= TASK DIRECTIONS =
Present the data once more in exactly its original form.

= STORED DATA =

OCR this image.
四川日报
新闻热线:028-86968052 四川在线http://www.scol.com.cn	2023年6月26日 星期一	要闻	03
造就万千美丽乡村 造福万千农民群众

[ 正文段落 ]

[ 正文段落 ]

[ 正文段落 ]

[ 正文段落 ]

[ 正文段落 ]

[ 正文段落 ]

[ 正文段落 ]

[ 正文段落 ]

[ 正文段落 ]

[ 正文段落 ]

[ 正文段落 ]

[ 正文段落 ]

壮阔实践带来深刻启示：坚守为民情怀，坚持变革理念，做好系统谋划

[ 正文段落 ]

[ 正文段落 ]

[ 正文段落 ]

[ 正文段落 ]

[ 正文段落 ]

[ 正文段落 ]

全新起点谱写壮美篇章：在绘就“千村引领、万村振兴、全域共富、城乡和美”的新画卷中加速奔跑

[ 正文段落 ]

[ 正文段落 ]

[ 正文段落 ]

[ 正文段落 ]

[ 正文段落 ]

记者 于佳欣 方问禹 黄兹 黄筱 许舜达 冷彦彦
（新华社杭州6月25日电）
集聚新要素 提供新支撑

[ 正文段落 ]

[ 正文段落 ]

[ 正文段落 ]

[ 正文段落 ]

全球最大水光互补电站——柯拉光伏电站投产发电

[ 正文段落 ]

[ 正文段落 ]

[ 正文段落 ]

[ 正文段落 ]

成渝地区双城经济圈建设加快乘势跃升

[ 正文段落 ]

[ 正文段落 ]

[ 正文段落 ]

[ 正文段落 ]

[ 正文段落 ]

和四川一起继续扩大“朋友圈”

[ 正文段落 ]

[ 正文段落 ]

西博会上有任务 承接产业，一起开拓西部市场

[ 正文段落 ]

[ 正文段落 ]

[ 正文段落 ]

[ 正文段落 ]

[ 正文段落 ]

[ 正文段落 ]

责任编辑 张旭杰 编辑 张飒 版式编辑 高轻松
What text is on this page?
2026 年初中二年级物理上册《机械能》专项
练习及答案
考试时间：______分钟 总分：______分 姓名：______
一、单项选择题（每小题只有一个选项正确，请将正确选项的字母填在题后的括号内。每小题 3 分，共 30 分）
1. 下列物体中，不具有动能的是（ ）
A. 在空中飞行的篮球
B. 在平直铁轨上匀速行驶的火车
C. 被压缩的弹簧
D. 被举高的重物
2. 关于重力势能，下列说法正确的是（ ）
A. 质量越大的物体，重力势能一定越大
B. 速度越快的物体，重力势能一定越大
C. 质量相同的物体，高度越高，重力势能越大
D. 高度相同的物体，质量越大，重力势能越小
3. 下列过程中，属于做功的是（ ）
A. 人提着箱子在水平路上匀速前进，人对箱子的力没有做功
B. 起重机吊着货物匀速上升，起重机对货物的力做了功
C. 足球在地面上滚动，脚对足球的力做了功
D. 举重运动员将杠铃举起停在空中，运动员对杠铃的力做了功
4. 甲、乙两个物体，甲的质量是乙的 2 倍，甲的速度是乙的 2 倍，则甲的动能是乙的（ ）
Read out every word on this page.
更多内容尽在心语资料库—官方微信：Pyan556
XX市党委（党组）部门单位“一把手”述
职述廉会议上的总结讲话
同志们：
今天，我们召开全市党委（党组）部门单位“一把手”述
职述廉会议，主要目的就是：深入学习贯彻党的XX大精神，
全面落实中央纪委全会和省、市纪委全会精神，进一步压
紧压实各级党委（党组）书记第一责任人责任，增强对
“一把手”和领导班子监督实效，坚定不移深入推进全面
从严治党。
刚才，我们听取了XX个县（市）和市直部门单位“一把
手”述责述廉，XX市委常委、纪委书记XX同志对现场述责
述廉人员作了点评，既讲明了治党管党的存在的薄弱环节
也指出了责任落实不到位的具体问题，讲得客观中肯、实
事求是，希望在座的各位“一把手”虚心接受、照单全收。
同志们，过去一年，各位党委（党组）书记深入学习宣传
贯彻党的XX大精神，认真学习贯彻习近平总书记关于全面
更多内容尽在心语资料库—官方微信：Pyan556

= RESPONSE TO THIS EXERCISE =
OCR this image.
四川日报
新闻热线:028-86968052 四川在线http://www.scol.com.cn	2023年6月26日 星期一	要闻	03
造就万千美丽乡村 造福万千农民群众

[ 正文段落 ]

[ 正文段落 ]

[ 正文段落 ]

[ 正文段落 ]

[ 正文段落 ]

[ 正文段落 ]

[ 正文段落 ]

[ 正文段落 ]

[ 正文段落 ]

[ 正文段落 ]

[ 正文段落 ]

[ 正文段落 ]

壮阔实践带来深刻启示：坚守为民情怀，坚持变革理念，做好系统谋划

[ 正文段落 ]

[ 正文段落 ]

[ 正文段落 ]

[ 正文段落 ]

[ 正文段落 ]

[ 正文段落 ]

全新起点谱写壮美篇章：在绘就“千村引领、万村振兴、全域共富、城乡和美”的新画卷中加速奔跑

[ 正文段落 ]

[ 正文段落 ]

[ 正文段落 ]

[ 正文段落 ]

[ 正文段落 ]

记者 于佳欣 方问禹 黄兹 黄筱 许舜达 冷彦彦
（新华社杭州6月25日电）
集聚新要素 提供新支撑

[ 正文段落 ]

[ 正文段落 ]

[ 正文段落 ]

[ 正文段落 ]

全球最大水光互补电站——柯拉光伏电站投产发电

[ 正文段落 ]

[ 正文段落 ]

[ 正文段落 ]

[ 正文段落 ]

成渝地区双城经济圈建设加快乘势跃升

[ 正文段落 ]

[ 正文段落 ]

[ 正文段落 ]

[ 正文段落 ]

[ 正文段落 ]

和四川一起继续扩大“朋友圈”

[ 正文段落 ]

[ 正文段落 ]

西博会上有任务 承接产业，一起开拓西部市场

[ 正文段落 ]

[ 正文段落 ]

[ 正文段落 ]

[ 正文段落 ]

[ 正文段落 ]

[ 正文段落 ]

责任编辑 张旭杰 编辑 张飒 版式编辑 高轻松
What text is on this page?
2026 年初中二年级物理上册《机械能》专项
练习及答案
考试时间：______分钟 总分：______分 姓名：______
一、单项选择题（每小题只有一个选项正确，请将正确选项的字母填在题后的括号内。每小题 3 分，共 30 分）
1. 下列物体中，不具有动能的是（ ）
A. 在空中飞行的篮球
B. 在平直铁轨上匀速行驶的火车
C. 被压缩的弹簧
D. 被举高的重物
2. 关于重力势能，下列说法正确的是（ ）
A. 质量越大的物体，重力势能一定越大
B. 速度越快的物体，重力势能一定越大
C. 质量相同的物体，高度越高，重力势能越大
D. 高度相同的物体，质量越大，重力势能越小
3. 下列过程中，属于做功的是（ ）
A. 人提着箱子在水平路上匀速前进，人对箱子的力没有做功
B. 起重机吊着货物匀速上升，起重机对货物的力做了功
C. 足球在地面上滚动，脚对足球的力做了功
D. 举重运动员将杠铃举起停在空中，运动员对杠铃的力做了功
4. 甲、乙两个物体，甲的质量是乙的 2 倍，甲的速度是乙的 2 倍，则甲的动能是乙的（ ）
Read out every word on this page.
更多内容尽在心语资料库—官方微信：Pyan556
XX市党委（党组）部门单位“一把手”述
职述廉会议上的总结讲话
同志们：
今天，我们召开全市党委（党组）部门单位“一把手”述
职述廉会议，主要目的就是：深入学习贯彻党的XX大精神，
全面落实中央纪委全会和省、市纪委全会精神，进一步压
紧压实各级党委（党组）书记第一责任人责任，增强对
“一把手”和领导班子监督实效，坚定不移深入推进全面
从严治党。
刚才，我们听取了XX个县（市）和市直部门单位“一把
手”述责述廉，XX市委常委、纪委书记XX同志对现场述责
述廉人员作了点评，既讲明了治党管党的存在的薄弱环节
也指出了责任落实不到位的具体问题，讲得客观中肯、实
事求是，希望在座的各位“一把手”虚心接受、照单全收。
同志们，过去一年，各位党委（党组）书记深入学习宣传
贯彻党的XX大精神，认真学习贯彻习近平总书记关于全面
更多内容尽在心语资料库—官方微信：Pyan556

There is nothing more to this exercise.